▶ The exercise:
Gather every line of the entries that includes the word "ĐƯỜNG".

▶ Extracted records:
---*---

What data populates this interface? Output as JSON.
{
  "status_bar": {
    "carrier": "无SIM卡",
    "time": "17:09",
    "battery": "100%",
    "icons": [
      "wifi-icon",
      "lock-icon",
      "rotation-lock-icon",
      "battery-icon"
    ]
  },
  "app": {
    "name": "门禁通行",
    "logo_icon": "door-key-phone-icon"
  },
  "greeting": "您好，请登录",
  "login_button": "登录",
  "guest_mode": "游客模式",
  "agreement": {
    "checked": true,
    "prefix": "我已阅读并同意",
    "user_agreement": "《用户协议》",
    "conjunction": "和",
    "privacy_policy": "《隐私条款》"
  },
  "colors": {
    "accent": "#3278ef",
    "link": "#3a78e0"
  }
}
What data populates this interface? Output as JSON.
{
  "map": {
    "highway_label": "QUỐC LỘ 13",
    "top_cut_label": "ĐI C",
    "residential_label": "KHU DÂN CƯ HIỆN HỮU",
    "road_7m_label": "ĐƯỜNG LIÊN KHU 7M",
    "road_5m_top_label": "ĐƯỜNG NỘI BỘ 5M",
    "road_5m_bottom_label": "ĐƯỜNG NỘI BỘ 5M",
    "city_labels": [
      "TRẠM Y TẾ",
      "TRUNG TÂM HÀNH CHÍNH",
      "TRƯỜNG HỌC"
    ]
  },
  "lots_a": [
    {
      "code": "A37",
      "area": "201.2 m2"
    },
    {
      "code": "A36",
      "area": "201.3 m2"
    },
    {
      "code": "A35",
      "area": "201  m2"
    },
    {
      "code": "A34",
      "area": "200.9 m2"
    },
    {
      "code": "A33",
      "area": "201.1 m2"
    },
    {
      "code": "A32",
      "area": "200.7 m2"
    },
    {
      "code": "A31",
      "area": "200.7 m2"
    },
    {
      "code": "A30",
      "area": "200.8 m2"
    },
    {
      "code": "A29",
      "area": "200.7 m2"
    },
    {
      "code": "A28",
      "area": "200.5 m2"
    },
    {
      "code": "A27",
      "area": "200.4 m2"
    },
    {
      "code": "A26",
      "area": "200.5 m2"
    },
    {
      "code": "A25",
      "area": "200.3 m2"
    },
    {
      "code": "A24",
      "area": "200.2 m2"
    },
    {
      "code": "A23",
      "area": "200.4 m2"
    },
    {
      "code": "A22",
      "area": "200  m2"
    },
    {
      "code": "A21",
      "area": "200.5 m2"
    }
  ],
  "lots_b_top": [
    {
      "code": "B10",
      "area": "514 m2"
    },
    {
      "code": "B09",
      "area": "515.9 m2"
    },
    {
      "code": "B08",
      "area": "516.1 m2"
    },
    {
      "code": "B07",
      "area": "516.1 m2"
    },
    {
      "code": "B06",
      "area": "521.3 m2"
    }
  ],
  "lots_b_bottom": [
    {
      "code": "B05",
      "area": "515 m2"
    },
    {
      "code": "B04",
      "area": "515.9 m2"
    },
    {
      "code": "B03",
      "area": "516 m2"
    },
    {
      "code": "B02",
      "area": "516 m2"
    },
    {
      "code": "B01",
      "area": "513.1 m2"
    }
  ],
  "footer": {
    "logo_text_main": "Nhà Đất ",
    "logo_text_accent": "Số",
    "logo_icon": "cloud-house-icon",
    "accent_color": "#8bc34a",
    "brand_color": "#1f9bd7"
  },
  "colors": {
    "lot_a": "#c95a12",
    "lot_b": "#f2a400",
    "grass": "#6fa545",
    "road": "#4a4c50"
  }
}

---*---

▶ Result of the task:
    "road_7m_label": "ĐƯỜNG LIÊN KHU 7M",
    "road_5m_top_label": "ĐƯỜNG NỘI BỘ 5M",
    "road_5m_bottom_label": "ĐƯỜNG NỘI BỘ 5M",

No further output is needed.